[Some records]
-- BEGIN --

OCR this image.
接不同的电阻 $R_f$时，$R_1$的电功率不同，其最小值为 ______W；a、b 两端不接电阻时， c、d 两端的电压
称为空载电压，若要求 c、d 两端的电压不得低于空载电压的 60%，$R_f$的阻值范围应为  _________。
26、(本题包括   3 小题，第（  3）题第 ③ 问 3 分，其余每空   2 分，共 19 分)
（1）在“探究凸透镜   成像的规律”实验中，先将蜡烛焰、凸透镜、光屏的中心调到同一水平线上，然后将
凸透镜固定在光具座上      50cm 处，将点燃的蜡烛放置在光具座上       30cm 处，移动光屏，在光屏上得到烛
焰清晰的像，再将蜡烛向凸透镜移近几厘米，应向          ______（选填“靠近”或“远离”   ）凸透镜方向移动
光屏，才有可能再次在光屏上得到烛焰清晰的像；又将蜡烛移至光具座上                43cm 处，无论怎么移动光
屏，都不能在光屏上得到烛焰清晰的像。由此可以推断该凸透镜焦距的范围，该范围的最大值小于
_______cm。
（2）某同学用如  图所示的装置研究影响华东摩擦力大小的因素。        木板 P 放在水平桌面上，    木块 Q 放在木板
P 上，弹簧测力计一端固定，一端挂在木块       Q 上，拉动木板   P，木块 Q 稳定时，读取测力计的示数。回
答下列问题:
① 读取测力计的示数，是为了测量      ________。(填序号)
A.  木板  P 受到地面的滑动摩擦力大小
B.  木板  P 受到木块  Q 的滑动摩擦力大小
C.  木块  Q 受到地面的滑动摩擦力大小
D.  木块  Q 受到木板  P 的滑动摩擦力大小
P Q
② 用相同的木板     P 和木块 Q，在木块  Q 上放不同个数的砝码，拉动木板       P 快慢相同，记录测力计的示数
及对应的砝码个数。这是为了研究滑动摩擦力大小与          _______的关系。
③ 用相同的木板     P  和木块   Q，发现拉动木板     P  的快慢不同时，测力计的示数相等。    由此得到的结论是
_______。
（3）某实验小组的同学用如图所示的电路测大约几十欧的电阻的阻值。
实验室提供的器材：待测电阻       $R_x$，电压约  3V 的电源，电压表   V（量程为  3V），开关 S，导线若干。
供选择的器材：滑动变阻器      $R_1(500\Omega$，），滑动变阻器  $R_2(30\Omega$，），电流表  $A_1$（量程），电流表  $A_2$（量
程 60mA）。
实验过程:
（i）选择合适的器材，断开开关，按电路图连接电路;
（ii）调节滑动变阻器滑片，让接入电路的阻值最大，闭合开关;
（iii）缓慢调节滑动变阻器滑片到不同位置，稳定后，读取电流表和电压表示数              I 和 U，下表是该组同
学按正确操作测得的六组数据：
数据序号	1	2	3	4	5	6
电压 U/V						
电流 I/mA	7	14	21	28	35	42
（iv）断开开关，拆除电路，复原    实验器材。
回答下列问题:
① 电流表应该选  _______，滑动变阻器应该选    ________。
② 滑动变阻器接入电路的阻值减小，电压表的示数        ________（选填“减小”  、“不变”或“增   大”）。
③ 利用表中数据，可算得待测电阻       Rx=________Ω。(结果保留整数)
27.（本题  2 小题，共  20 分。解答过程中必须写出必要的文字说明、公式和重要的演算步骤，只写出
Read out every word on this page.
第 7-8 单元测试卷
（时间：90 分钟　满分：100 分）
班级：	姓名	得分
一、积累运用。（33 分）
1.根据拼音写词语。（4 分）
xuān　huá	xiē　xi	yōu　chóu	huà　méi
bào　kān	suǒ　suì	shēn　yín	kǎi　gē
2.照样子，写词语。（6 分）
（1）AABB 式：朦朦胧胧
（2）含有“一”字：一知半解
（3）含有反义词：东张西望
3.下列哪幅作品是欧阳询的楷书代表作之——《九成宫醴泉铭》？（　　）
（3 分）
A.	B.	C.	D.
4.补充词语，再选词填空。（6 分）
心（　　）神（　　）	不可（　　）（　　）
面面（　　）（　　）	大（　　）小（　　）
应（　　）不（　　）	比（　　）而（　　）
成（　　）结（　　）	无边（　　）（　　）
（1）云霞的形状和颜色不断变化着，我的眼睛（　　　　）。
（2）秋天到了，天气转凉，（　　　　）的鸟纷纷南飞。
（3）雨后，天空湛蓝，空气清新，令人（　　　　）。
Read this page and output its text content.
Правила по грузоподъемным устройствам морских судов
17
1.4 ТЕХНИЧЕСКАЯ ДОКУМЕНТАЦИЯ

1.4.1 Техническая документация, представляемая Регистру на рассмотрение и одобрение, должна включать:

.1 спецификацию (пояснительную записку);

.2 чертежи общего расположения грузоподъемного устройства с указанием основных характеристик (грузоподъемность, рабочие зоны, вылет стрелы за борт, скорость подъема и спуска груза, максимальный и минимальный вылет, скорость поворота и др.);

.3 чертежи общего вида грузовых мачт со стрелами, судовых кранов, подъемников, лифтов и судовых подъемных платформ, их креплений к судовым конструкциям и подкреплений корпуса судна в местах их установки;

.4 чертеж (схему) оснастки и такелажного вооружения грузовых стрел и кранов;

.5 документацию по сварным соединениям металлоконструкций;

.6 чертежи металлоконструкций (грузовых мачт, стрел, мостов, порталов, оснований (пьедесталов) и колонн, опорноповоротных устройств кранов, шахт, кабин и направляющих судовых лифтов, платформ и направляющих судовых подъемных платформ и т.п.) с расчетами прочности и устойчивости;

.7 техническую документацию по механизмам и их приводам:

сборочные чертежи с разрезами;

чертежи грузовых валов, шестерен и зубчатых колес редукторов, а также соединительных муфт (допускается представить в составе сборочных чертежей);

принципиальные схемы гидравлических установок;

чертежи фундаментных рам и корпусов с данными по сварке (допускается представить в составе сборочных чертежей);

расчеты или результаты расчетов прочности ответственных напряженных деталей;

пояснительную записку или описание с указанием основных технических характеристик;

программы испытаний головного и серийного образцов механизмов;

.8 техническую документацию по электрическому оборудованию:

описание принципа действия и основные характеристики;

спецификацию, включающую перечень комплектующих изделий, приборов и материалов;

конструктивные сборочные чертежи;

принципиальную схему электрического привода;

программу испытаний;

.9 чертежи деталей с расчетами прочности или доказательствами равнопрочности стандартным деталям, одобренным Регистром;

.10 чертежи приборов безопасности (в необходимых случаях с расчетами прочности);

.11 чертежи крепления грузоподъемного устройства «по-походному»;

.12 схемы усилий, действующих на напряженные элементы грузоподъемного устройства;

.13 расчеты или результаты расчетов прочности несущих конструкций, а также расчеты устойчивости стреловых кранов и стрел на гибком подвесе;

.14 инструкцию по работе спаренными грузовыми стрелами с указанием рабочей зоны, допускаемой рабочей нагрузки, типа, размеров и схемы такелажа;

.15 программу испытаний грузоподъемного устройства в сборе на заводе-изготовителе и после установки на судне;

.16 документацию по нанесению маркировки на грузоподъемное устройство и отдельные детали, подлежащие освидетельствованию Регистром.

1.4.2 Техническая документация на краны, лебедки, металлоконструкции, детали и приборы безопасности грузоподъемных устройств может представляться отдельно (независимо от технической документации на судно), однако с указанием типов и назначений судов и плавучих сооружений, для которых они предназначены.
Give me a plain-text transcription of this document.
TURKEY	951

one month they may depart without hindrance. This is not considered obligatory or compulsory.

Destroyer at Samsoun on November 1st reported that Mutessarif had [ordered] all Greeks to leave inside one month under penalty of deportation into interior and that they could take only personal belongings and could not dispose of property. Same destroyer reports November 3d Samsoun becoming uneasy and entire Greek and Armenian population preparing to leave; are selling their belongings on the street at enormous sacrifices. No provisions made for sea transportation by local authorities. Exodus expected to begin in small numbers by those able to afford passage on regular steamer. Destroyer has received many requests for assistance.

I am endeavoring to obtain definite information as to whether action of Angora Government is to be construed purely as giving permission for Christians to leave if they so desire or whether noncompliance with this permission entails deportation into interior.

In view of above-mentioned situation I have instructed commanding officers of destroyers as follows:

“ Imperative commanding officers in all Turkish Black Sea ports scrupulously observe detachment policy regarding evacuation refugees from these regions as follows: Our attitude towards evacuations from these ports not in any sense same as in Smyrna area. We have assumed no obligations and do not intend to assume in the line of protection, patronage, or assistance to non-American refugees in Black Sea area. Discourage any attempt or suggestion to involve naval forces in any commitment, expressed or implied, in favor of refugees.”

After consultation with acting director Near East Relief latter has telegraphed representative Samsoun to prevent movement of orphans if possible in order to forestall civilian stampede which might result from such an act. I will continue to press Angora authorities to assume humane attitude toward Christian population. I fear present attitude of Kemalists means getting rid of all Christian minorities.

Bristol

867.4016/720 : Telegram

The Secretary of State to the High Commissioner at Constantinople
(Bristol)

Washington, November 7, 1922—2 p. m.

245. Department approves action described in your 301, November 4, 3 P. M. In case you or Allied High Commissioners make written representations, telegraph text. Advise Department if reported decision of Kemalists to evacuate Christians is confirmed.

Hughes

-- END --

Give the number of lines above in which the word "платформ" occurs, with nothing else.

--- Solution to this task ---
2